* **What this exercise asks**
A. Answer these questions using the introduction on PAHs:
(i) How many species of PAHs have been recommended as priority pollutants by the U.S. Environmental Protection Agency?
(ii) What area does the Yinma River Basin cover?
(iii) In which province of China is the Yinma River Basin located?
B. Reproduce the introduction on PAHs word for word, from "Introduction" to "and Bakhtiari 2014).".
C. Carry on the introduction on PAHs in the Yinma River Basin from the point where it stops.

Segment Start: Passage shown

Introduction

Polycyclic aromatic hydrocarbons (PAHs) are a large group of persistent pollutants with two or more (up to six) fused aromatic rings, which ubiquitously exit in the environment (Zhang et al. 2014). They are naturally originated from coal, oil and tar deposits as well as created in industrial processes and human activities (Harris et al. 2011), such as agriculture, vehicular emissions, industrial discharges (Sakulthaew et al. 2014; Ma et al. 2013). Due to their carcinogenic and mutagenic potentials (Aziz et al. 2014; Qin et al. 2014; Deng et al. 2006), the pollution of PAHs in aquatic environment draw increasing attentions from environmental protection agencies and scientific institutions (Bai et al. 2014). Especially, 16 species of PAHs have been recommended as priority pollutants by U.S. Environmental Protection Agency (USEPA) (Sereshk and Bakhtiari 2014).

Once PAHs from nature or anthropogenic activities enter aquatic environment, they may residue in the water, or bound to the sediment-associated phases due to their lipophilic characteristics and sediment adsorption (Yuan et al. 2014; Gao et al. 2011; Zhu et al. 2014). Therefore, sediment–water partitioning of PAHs is one of the dominant processes of controlling the fate of PAHs in the aquatic environment (Guo et al. 2009). The knowledge of sediment–water partitioning of PAHs would be important to develop water and sediment quality criteria, but the most studies focus on the concentration levels and pollution status of PAHs in aquatic environment (Wu et al. 2010), the information on partitioning of PAHs in sediment–water system is still limited.

Yinma River Basin spanning from 43°0′N to 45°0′N and from 124°30′E to 126°0′E, is located in the middle part of Jilin Province, China. Yinma River Basin with an area of 174,000 km2 provides domestic water with local residents and irrigates farmlands. However, in recent decades, with rapid development of urbanization, industrialization and agriculture, the pollution from industrial discharges, oil-related activities, vehicular emissions and agricultural runoffs, has increased greatly. These human activities are all possible sources of PAHs which may pose adverse effects on human body and aquatic organisms (Guo et al. 2009). Although the information on spatial distribution, partitioning and sources of PAHs in aquatic environment is important to water and sediment pollution control strategies and quality criteria, to our best knowledge, no or very few studies on this issue have been reported for this region.

Segment End: Passage shown
Segment Start: Extracted data

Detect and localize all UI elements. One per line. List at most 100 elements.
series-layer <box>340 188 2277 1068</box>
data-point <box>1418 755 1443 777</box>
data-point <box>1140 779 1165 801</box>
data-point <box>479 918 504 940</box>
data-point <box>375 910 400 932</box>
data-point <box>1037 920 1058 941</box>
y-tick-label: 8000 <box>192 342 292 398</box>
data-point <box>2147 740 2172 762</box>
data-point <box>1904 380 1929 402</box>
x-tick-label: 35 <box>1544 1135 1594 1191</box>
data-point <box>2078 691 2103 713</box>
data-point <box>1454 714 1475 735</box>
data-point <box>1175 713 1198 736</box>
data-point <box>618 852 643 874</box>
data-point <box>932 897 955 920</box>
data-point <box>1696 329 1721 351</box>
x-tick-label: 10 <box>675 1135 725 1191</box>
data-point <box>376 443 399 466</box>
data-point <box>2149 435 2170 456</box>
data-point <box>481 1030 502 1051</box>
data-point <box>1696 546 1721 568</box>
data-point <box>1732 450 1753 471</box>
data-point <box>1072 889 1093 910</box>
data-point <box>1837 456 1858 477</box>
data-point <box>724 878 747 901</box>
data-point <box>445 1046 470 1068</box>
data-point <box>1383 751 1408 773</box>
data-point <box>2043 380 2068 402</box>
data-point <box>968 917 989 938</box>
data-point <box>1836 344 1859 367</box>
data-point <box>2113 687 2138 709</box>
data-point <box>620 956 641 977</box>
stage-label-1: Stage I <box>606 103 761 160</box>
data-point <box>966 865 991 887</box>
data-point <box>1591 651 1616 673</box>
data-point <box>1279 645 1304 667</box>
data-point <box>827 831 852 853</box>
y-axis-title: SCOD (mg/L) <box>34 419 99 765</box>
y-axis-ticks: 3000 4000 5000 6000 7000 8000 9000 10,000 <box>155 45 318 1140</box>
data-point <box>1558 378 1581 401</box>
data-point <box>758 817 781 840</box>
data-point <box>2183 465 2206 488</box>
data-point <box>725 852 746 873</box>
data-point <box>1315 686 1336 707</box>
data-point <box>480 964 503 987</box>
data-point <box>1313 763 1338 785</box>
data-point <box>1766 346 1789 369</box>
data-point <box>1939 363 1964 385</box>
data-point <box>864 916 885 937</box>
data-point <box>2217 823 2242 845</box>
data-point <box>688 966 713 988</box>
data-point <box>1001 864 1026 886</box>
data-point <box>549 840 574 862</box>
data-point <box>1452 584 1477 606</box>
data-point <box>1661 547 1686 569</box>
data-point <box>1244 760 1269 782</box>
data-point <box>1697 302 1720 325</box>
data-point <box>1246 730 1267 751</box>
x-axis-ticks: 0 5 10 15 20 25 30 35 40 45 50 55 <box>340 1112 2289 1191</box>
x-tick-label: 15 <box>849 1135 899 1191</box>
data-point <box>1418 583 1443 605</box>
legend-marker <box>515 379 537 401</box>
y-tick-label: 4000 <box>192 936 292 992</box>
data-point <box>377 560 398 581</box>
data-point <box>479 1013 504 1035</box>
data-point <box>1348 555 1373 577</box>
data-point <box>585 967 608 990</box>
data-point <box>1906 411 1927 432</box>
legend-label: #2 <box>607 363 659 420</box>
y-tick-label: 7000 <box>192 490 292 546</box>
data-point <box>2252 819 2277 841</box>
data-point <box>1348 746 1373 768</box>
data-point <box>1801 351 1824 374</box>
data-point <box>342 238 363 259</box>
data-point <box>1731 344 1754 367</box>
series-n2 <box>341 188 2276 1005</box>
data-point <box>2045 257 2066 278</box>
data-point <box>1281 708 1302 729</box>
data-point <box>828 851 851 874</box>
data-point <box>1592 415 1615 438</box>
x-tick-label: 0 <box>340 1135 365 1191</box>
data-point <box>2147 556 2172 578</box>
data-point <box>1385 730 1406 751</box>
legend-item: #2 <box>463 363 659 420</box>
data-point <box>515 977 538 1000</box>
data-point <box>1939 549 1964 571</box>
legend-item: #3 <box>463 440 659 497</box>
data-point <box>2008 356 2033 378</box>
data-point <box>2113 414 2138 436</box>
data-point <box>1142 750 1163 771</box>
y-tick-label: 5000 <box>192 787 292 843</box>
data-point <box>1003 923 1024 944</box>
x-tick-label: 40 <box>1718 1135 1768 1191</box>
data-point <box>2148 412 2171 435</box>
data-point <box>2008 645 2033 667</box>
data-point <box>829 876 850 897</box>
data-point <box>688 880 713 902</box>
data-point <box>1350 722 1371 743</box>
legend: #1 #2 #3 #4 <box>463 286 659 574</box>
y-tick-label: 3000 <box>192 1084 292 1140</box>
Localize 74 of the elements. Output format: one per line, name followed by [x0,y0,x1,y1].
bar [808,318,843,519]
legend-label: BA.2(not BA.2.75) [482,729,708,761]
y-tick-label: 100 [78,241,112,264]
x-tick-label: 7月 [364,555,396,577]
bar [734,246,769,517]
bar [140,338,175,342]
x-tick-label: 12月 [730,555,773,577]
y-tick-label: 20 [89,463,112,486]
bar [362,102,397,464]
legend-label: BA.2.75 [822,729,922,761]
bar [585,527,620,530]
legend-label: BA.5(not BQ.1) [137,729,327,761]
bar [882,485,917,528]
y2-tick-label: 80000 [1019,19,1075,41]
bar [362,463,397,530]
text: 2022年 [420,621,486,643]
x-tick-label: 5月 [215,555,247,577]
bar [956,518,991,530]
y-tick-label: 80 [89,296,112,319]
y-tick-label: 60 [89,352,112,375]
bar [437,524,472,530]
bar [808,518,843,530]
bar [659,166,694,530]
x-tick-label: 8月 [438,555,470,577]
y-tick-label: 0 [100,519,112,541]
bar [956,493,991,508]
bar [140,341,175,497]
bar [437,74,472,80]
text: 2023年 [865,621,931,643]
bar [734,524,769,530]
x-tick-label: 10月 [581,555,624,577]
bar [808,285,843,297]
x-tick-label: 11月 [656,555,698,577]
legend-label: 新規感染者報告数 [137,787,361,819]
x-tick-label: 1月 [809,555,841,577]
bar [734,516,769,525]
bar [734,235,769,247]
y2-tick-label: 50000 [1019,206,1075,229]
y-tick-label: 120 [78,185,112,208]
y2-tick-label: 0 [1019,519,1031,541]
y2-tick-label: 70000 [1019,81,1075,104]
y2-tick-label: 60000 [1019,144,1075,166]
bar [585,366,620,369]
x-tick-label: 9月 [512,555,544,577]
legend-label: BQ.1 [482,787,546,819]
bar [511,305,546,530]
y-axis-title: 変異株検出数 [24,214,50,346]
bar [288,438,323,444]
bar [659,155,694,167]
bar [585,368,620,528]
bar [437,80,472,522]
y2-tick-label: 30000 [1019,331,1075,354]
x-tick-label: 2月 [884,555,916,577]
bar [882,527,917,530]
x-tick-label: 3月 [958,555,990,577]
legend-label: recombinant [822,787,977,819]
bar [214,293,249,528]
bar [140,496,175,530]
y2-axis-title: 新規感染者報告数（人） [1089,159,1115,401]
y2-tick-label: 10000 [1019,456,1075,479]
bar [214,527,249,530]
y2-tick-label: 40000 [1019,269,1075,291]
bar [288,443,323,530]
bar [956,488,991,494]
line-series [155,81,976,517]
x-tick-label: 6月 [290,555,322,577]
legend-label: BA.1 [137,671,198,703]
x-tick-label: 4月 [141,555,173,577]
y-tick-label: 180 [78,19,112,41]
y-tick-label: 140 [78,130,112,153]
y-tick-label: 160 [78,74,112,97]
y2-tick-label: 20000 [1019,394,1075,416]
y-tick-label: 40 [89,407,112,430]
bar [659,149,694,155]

Segment End: Extracted data

* **Answers to the exercise**
A.
(i) 16
(ii) 174,000 km2
(iii) Jilin Province

B.
Introduction

Polycyclic aromatic hydrocarbons (PAHs) are a large group of persistent pollutants with two or more (up to six) fused aromatic rings, which ubiquitously exit in the environment (Zhang et al. 2014). They are naturally originated from coal, oil and tar deposits as well as created in industrial processes and human activities (Harris et al. 2011), such as agriculture, vehicular emissions, industrial discharges (Sakulthaew et al. 2014; Ma et al. 2013). Due to their carcinogenic and mutagenic potentials (Aziz et al. 2014; Qin et al. 2014; Deng et al. 2006), the pollution of PAHs in aquatic environment draw increasing attentions from environmental protection agencies and scientific institutions (Bai et al. 2014). Especially, 16 species of PAHs have been recommended as priority pollutants by U.S. Environmental Protection Agency (USEPA) (Sereshk and Bakhtiari 2014).

C.
Accordingly, the objectives of this study are to: (1) investigate occurrence and distribution characteristics of 16 PAHs in the water and sediment and evaluate the influences of sediment and water properties on PAH distribution, (2) illustrate partitioning of PAHs in sediment–water system, (3) identify primary sources of PAHs with the ratios of selected PAHs, and (4) assess environmental health risk of the exposure of 16 PAHs in the water and sediment.

Materials and methods

Study area and sample collection

Yinma River Basin (43°0′N–45°0′N, 124°30′E–126°0′E) located in Jilin Province of China is primary water source for domestic water supply with local residents and irrigation of farmlands in the region. In dry season, undiluted discharged industrial and domestic wastewater may induce severe contamination; therefore, dry season was selected as study period.

In November (dry season), 2014, 17 paired sets of water and sediment samples (as shown in Fig. 1) were collected. Six samples (YM 1 to YM 6) were collected from Yinma River. At the same time, two samples were, respectively, collected from Wukai River and Ganwuhai River to calculate contributions of PAH pollution to Yinma River. Shitou Koumen Reservoir is fed by Yinma River, Chalu River and Shuangyang River; three samples were, respectively, collected from YM 2, CL 2 and SY 2 to calculate the contributions of PAH pollution to the reservoir. Five samples (YT 1 to YT 5) were collected from Yitong River. A sample (YT 3) was collected from the state monitoring section which receives municipal sewage from Changchun City. Sample of YT 5 was collected from the state monitoring section receiving sewage from livestock farms.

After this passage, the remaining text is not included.